**Exercise details:**
Give the count of lines that include the string "document". Add nothing to it.

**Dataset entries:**
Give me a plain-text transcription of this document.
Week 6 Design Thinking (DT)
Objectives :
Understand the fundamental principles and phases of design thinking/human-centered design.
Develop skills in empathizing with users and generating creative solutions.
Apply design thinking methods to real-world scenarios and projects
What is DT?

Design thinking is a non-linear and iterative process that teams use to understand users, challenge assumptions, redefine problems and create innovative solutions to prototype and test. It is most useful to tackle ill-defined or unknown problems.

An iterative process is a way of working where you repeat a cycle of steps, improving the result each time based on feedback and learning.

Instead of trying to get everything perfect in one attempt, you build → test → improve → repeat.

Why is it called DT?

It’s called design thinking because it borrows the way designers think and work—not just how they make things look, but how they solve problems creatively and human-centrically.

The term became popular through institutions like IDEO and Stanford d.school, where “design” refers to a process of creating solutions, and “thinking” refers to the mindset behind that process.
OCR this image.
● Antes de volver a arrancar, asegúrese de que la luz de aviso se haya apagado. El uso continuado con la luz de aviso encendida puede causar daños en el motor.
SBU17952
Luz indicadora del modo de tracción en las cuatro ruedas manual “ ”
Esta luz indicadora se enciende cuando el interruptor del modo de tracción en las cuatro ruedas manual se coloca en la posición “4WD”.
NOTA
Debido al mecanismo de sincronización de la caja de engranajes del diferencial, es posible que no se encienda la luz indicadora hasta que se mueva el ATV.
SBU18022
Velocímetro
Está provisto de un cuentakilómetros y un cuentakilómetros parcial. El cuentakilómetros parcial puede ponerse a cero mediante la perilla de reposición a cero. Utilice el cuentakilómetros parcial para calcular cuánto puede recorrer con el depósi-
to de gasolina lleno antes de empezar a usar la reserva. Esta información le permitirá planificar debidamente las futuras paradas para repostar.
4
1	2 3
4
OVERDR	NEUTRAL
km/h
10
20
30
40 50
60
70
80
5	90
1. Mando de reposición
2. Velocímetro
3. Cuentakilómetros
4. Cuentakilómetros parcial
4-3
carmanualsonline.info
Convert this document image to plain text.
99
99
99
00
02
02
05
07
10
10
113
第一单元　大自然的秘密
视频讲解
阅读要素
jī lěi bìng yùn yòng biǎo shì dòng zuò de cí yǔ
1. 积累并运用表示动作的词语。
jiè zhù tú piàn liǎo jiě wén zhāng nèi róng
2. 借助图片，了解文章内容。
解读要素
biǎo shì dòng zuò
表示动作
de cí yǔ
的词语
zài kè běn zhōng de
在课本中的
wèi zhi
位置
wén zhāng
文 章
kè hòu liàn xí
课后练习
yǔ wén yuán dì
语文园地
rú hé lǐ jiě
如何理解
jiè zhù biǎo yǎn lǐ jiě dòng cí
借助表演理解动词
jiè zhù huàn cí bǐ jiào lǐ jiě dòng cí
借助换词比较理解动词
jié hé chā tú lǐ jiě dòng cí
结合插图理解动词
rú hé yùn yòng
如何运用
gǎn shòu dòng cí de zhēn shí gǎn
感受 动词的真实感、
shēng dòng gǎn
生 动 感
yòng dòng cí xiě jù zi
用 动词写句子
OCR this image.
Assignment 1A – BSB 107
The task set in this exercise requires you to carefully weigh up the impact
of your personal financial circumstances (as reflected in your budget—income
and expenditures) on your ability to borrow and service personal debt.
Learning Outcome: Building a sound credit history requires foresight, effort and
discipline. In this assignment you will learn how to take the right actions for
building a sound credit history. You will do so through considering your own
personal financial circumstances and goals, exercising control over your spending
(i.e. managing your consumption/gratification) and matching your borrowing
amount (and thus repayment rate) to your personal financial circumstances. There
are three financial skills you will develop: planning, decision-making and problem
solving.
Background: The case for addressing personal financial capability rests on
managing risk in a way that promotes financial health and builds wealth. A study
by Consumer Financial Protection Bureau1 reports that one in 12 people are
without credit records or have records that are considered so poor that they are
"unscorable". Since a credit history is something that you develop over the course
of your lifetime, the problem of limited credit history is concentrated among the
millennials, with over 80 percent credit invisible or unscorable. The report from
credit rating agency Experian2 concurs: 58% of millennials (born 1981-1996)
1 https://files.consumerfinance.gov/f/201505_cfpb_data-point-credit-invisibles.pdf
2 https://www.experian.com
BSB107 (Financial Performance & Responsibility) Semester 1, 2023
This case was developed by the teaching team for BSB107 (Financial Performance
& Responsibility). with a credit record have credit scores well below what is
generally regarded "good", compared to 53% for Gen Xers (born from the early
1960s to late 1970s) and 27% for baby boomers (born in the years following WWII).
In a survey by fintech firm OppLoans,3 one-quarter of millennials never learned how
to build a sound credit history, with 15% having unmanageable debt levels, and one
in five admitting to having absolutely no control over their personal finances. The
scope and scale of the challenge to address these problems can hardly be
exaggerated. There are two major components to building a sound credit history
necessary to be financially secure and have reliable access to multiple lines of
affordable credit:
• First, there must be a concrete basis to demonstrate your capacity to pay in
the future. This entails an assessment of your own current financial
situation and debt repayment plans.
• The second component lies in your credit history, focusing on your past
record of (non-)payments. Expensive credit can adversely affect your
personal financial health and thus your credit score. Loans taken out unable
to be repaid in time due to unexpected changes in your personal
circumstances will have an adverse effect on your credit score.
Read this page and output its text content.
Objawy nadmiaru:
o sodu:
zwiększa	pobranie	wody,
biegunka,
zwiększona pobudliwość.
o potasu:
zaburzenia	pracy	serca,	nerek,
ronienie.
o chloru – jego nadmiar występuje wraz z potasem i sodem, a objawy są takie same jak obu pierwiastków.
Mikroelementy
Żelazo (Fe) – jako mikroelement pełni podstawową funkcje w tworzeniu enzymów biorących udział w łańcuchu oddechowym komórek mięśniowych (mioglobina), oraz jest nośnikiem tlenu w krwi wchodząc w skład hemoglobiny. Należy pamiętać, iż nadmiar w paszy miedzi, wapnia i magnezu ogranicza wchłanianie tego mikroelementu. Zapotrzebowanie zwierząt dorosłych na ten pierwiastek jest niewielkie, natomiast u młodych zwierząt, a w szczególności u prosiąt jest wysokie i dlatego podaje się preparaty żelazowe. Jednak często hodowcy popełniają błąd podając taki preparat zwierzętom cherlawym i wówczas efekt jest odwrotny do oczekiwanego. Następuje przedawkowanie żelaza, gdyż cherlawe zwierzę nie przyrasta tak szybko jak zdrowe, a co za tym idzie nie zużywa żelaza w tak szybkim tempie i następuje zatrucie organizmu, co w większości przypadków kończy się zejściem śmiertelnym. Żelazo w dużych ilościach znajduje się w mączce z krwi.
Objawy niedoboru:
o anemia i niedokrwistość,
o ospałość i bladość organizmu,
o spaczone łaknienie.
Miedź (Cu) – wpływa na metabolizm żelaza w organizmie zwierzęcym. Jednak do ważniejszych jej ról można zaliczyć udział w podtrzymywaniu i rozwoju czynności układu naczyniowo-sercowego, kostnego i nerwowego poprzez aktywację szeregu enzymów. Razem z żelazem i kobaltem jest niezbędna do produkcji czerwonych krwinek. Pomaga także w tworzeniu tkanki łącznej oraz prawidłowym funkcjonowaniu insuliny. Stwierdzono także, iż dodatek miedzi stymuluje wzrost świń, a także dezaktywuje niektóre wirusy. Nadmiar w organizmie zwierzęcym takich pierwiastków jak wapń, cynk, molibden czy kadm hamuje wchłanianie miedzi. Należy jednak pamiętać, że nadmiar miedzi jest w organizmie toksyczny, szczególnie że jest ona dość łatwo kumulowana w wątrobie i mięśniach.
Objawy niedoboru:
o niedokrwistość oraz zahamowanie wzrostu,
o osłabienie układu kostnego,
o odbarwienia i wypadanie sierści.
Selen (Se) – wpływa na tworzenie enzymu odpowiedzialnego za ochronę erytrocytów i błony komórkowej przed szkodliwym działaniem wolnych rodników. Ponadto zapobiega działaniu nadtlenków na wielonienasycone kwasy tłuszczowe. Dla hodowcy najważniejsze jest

**Worked answer:**
2